Data supplied |

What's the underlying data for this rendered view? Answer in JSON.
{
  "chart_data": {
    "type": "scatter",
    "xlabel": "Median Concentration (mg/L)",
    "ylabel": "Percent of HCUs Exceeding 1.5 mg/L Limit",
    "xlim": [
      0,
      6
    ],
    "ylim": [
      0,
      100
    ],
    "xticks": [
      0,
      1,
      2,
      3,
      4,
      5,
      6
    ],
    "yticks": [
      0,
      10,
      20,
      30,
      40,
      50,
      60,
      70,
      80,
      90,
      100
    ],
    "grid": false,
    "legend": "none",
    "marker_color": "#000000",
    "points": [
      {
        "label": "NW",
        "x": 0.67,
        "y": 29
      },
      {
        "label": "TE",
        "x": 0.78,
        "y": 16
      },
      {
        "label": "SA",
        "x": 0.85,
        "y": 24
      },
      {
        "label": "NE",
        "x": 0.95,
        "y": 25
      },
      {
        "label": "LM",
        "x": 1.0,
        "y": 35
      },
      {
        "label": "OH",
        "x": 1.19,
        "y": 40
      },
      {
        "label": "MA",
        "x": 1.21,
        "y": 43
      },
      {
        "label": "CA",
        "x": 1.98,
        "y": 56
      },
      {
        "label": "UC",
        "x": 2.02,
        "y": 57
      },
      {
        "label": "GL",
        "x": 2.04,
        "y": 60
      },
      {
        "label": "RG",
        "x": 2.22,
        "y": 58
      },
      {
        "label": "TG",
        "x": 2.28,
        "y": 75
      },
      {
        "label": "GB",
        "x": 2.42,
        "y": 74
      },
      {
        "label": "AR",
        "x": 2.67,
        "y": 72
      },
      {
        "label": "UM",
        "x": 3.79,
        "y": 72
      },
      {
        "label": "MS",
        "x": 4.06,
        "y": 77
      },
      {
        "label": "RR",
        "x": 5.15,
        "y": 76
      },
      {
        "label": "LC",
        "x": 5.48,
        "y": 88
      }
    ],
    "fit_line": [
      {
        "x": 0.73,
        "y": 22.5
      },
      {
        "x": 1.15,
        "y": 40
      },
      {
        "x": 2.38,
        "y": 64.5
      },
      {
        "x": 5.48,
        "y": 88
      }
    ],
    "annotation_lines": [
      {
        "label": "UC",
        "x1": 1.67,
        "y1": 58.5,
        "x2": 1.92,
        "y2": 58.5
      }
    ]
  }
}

Exercise aim | Retype all of the material, keeping each line exact.

Answer to the task |
What's the underlying data for this rendered view? Answer in JSON.
{
  "chart_data": {
    "type": "scatter",
    "xlabel": "Median Concentration (mg/L)",
    "ylabel": "Percent of HCUs Exceeding 1.5 mg/L Limit",
    "xlim": [
      0,
      6
    ],
    "ylim": [
      0,
      100
    ],
    "xticks": [
      0,
      1,
      2,
      3,
      4,
      5,
      6
    ],
    "yticks": [
      0,
      10,
      20,
      30,
      40,
      50,
      60,
      70,
      80,
      90,
      100
    ],
    "grid": false,
    "legend": "none",
    "marker_color": "#000000",
    "points": [
      {
        "label": "NW",
        "x": 0.67,
        "y": 29
      },
      {
        "label": "TE",
        "x": 0.78,
        "y": 16
      },
      {
        "label": "SA",
        "x": 0.85,
        "y": 24
      },
      {
        "label": "NE",
        "x": 0.95,
        "y": 25
      },
      {
        "label": "LM",
        "x": 1.0,
        "y": 35
      },
      {
        "label": "OH",
        "x": 1.19,
        "y": 40
      },
      {
        "label": "MA",
        "x": 1.21,
        "y": 43
      },
      {
        "label": "CA",
        "x": 1.98,
        "y": 56
      },
      {
        "label": "UC",
        "x": 2.02,
        "y": 57
      },
      {
        "label": "GL",
        "x": 2.04,
        "y": 60
      },
      {
        "label": "RG",
        "x": 2.22,
        "y": 58
      },
      {
        "label": "TG",
        "x": 2.28,
        "y": 75
      },
      {
        "label": "GB",
        "x": 2.42,
        "y": 74
      },
      {
        "label": "AR",
        "x": 2.67,
        "y": 72
      },
      {
        "label": "UM",
        "x": 3.79,
        "y": 72
      },
      {
        "label": "MS",
        "x": 4.06,
        "y": 77
      },
      {
        "label": "RR",
        "x": 5.15,
        "y": 76
      },
      {
        "label": "LC",
        "x": 5.48,
        "y": 88
      }
    ],
    "fit_line": [
      {
        "x": 0.73,
        "y": 22.5
      },
      {
        "x": 1.15,
        "y": 40
      },
      {
        "x": 2.38,
        "y": 64.5
      },
      {
        "x": 5.48,
        "y": 88
      }
    ],
    "annotation_lines": [
      {
        "label": "UC",
        "x1": 1.67,
        "y1": 58.5,
        "x2": 1.92,
        "y2": 58.5
      }
    ]
  }
}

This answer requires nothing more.